> **To be done**: Report how many lines contain "cuenta". The answer is a single number.

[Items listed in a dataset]
+++

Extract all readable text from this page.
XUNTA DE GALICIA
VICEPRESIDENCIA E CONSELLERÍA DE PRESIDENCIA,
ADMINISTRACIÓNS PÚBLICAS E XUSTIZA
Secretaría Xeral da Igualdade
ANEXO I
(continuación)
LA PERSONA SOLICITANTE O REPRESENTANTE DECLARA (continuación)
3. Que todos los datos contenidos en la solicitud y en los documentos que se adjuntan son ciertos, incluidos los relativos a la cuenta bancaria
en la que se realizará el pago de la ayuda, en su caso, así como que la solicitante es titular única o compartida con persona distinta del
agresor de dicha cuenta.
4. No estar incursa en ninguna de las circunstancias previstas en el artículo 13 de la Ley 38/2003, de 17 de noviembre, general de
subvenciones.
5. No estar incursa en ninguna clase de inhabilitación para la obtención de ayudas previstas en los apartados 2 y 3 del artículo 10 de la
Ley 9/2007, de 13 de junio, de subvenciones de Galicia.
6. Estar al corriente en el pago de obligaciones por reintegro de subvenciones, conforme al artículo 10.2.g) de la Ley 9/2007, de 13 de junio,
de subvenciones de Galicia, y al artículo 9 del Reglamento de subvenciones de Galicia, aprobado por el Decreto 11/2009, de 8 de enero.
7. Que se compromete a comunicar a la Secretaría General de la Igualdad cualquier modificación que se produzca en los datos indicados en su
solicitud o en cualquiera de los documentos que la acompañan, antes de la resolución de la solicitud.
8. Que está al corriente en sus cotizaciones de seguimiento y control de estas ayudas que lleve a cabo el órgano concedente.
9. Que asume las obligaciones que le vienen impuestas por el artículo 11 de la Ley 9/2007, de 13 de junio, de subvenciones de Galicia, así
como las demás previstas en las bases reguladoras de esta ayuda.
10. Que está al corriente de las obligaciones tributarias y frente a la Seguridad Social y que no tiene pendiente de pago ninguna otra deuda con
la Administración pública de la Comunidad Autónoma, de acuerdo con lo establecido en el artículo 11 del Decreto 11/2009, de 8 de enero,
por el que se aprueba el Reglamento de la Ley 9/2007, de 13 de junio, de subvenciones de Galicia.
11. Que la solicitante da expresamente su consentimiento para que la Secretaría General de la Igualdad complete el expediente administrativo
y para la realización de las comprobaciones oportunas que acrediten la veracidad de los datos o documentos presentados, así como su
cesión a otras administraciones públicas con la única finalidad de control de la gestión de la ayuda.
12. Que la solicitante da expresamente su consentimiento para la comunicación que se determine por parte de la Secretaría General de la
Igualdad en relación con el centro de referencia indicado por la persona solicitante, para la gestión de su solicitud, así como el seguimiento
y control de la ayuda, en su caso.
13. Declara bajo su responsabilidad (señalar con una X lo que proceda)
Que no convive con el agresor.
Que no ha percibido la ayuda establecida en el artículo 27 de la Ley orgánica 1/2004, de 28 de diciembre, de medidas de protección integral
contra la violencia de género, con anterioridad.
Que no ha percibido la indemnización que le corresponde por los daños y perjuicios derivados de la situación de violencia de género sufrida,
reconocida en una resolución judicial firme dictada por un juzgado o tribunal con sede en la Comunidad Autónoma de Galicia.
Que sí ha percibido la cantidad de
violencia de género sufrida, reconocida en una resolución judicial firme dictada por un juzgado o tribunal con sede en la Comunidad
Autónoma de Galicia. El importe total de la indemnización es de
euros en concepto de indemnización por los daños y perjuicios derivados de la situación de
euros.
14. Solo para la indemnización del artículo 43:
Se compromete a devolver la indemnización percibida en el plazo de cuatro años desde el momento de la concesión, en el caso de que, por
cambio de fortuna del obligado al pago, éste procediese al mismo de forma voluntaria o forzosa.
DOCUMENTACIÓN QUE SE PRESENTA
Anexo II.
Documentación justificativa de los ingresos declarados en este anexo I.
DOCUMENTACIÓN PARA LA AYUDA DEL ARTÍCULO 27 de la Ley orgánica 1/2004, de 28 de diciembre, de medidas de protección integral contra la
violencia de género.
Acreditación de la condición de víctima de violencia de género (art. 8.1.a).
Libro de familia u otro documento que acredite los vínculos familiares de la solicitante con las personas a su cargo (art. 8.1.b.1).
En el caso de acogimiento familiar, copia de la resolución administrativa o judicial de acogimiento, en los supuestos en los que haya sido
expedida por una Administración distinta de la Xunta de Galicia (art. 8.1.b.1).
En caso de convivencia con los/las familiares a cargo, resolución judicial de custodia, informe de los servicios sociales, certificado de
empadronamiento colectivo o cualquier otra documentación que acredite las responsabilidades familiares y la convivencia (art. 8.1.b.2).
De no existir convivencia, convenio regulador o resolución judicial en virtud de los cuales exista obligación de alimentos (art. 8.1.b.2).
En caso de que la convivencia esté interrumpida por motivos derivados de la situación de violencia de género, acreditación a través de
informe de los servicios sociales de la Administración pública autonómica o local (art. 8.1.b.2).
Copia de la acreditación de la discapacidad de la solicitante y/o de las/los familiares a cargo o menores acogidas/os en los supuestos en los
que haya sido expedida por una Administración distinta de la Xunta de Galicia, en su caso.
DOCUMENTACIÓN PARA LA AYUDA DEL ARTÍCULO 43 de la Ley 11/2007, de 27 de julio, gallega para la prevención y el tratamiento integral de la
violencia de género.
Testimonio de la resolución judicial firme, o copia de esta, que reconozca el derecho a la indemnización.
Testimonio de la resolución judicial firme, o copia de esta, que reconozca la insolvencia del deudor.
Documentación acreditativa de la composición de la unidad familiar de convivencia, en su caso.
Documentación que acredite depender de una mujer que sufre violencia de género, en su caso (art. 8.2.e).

+++

> **Solution for this exercise**: 2